# Goal
Quote the material below word for word, from its first line through the line that contains "94, 118, 116]", including both.

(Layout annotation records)
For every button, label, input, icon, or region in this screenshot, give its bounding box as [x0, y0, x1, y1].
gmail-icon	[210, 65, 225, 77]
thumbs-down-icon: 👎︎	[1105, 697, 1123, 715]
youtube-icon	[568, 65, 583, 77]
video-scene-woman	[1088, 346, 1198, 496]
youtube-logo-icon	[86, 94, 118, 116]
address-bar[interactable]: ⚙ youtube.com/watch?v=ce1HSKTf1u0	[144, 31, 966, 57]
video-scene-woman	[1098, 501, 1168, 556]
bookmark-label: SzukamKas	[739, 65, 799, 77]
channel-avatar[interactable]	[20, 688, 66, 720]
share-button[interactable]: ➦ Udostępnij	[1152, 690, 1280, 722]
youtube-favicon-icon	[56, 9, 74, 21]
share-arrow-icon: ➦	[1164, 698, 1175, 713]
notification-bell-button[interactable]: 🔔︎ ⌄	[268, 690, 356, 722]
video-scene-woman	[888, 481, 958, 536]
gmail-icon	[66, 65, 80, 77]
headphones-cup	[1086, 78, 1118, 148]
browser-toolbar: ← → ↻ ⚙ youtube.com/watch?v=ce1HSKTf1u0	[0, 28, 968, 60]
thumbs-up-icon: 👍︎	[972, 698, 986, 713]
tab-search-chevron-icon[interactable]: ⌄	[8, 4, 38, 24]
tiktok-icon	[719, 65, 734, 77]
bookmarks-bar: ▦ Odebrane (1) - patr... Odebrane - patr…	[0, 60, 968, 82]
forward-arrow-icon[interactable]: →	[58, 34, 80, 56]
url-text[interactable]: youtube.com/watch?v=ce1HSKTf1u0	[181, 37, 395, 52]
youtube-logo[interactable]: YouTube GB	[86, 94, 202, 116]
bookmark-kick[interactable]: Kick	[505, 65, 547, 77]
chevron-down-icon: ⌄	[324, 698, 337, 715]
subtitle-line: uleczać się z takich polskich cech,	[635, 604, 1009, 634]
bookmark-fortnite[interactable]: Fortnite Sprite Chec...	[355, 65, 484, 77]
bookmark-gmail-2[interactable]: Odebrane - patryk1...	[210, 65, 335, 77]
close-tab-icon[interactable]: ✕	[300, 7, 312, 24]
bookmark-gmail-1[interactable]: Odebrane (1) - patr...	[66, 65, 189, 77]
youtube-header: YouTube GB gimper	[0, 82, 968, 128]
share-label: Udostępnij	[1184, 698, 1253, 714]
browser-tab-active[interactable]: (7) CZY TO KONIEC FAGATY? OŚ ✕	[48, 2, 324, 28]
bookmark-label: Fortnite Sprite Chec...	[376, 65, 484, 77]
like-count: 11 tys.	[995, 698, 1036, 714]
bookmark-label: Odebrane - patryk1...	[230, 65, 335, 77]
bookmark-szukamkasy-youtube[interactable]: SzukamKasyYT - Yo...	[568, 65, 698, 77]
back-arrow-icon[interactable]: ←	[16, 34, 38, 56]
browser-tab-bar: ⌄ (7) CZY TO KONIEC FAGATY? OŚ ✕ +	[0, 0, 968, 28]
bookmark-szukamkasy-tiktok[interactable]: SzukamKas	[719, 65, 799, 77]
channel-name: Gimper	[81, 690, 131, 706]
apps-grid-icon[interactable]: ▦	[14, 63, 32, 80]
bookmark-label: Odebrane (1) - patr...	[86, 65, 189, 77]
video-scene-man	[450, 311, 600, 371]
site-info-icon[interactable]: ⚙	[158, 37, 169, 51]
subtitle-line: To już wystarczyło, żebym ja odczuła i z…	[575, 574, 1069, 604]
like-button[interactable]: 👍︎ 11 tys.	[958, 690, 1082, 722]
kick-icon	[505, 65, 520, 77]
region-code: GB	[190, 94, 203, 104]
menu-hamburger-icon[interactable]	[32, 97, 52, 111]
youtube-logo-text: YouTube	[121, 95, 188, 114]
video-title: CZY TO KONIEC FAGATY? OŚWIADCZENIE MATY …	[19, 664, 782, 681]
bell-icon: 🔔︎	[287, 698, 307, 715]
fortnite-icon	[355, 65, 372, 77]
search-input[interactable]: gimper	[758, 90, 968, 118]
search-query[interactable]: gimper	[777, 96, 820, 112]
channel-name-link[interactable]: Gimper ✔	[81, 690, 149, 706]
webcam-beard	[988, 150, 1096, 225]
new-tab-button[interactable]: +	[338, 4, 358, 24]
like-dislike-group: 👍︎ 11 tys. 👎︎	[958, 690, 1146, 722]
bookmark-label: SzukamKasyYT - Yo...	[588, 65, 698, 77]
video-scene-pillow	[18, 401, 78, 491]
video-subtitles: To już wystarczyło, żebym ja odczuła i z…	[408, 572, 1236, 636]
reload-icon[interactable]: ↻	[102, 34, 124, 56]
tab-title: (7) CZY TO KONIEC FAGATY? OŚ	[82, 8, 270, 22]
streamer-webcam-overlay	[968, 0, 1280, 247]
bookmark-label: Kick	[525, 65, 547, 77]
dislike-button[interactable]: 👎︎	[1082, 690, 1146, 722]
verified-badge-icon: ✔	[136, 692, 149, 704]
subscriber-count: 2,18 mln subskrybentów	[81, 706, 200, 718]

# Complete response
For every button, label, input, icon, or region in this screenshot, give its bounding box as [x0, y0, x1, y1].
gmail-icon	[210, 65, 225, 77]
thumbs-down-icon: 👎︎	[1105, 697, 1123, 715]
youtube-icon	[568, 65, 583, 77]
video-scene-woman	[1088, 346, 1198, 496]
youtube-logo-icon	[86, 94, 118, 116]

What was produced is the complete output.